- _The request_
Return every record below exactly as written, but leave out the pictures.

- _Records shown_

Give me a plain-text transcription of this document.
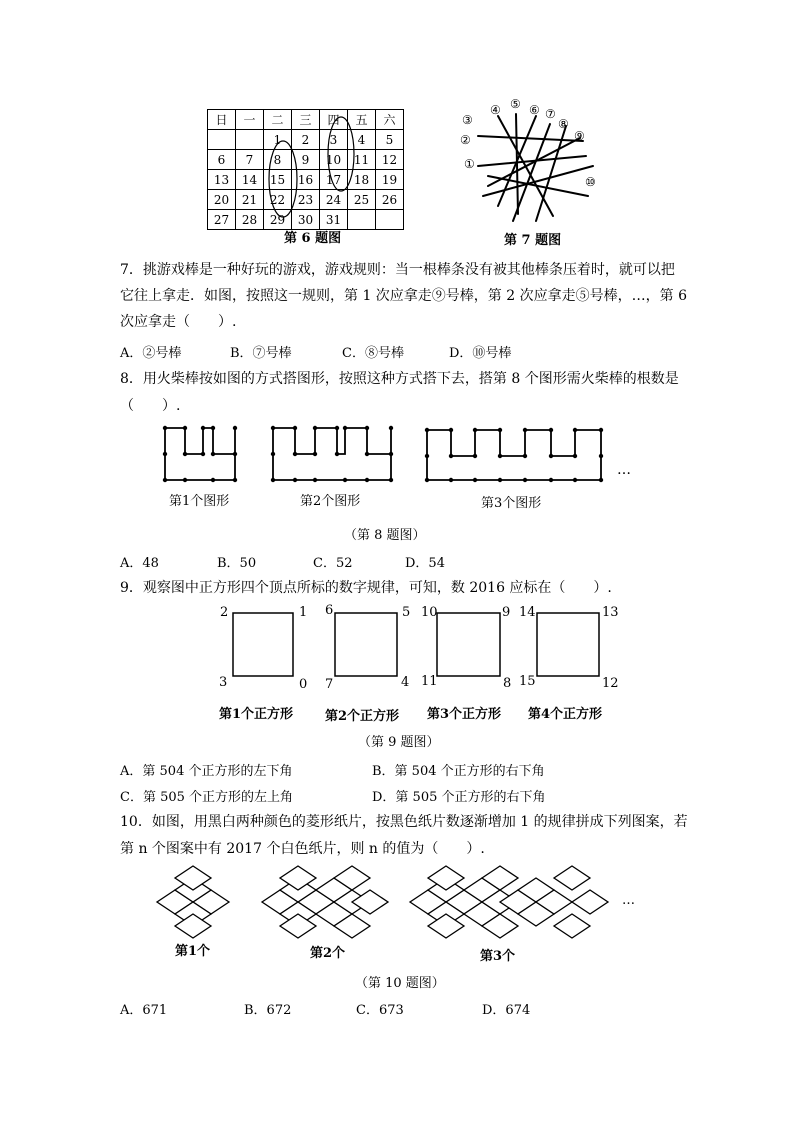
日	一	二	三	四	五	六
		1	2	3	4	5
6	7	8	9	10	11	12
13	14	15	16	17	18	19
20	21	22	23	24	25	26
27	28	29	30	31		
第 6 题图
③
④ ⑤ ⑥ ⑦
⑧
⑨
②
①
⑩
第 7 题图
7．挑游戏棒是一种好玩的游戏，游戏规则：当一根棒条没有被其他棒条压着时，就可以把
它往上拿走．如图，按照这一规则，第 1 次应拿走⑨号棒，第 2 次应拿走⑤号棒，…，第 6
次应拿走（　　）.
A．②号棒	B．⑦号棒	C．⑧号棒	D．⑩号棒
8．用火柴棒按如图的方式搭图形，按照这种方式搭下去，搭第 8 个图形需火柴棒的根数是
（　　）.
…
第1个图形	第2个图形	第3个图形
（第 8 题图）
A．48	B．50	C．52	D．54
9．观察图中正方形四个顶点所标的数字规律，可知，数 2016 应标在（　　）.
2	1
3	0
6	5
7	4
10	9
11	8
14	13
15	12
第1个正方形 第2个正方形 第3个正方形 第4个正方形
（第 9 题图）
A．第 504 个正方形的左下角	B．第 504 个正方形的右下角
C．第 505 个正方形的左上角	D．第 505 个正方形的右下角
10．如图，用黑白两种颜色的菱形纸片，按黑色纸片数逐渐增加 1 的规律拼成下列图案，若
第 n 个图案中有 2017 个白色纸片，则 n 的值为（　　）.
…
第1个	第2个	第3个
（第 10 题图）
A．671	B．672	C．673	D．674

- _Solution for this problem_
Give me a plain-text transcription of this document.
日	一	二	三	四	五	六
		1	2	3	4	5
6	7	8	9	10	11	12
13	14	15	16	17	18	19
20	21	22	23	24	25	26
27	28	29	30	31		
第 6 题图
③
④ ⑤ ⑥ ⑦
⑧
⑨
②
①
⑩
第 7 题图
7．挑游戏棒是一种好玩的游戏，游戏规则：当一根棒条没有被其他棒条压着时，就可以把
它往上拿走．如图，按照这一规则，第 1 次应拿走⑨号棒，第 2 次应拿走⑤号棒，…，第 6
次应拿走（　　）.
A．②号棒	B．⑦号棒	C．⑧号棒	D．⑩号棒
8．用火柴棒按如图的方式搭图形，按照这种方式搭下去，搭第 8 个图形需火柴棒的根数是
（　　）.
…
第1个图形	第2个图形	第3个图形
（第 8 题图）
A．48	B．50	C．52	D．54
9．观察图中正方形四个顶点所标的数字规律，可知，数 2016 应标在（　　）.
2	1
3	0
6	5
7	4
10	9
11	8
14	13
15	12
第1个正方形 第2个正方形 第3个正方形 第4个正方形
（第 9 题图）
A．第 504 个正方形的左下角	B．第 504 个正方形的右下角
C．第 505 个正方形的左上角	D．第 505 个正方形的右下角
10．如图，用黑白两种颜色的菱形纸片，按黑色纸片数逐渐增加 1 的规律拼成下列图案，若
第 n 个图案中有 2017 个白色纸片，则 n 的值为（　　）.
…
第1个	第2个	第3个
（第 10 题图）
A．671	B．672	C．673	D．674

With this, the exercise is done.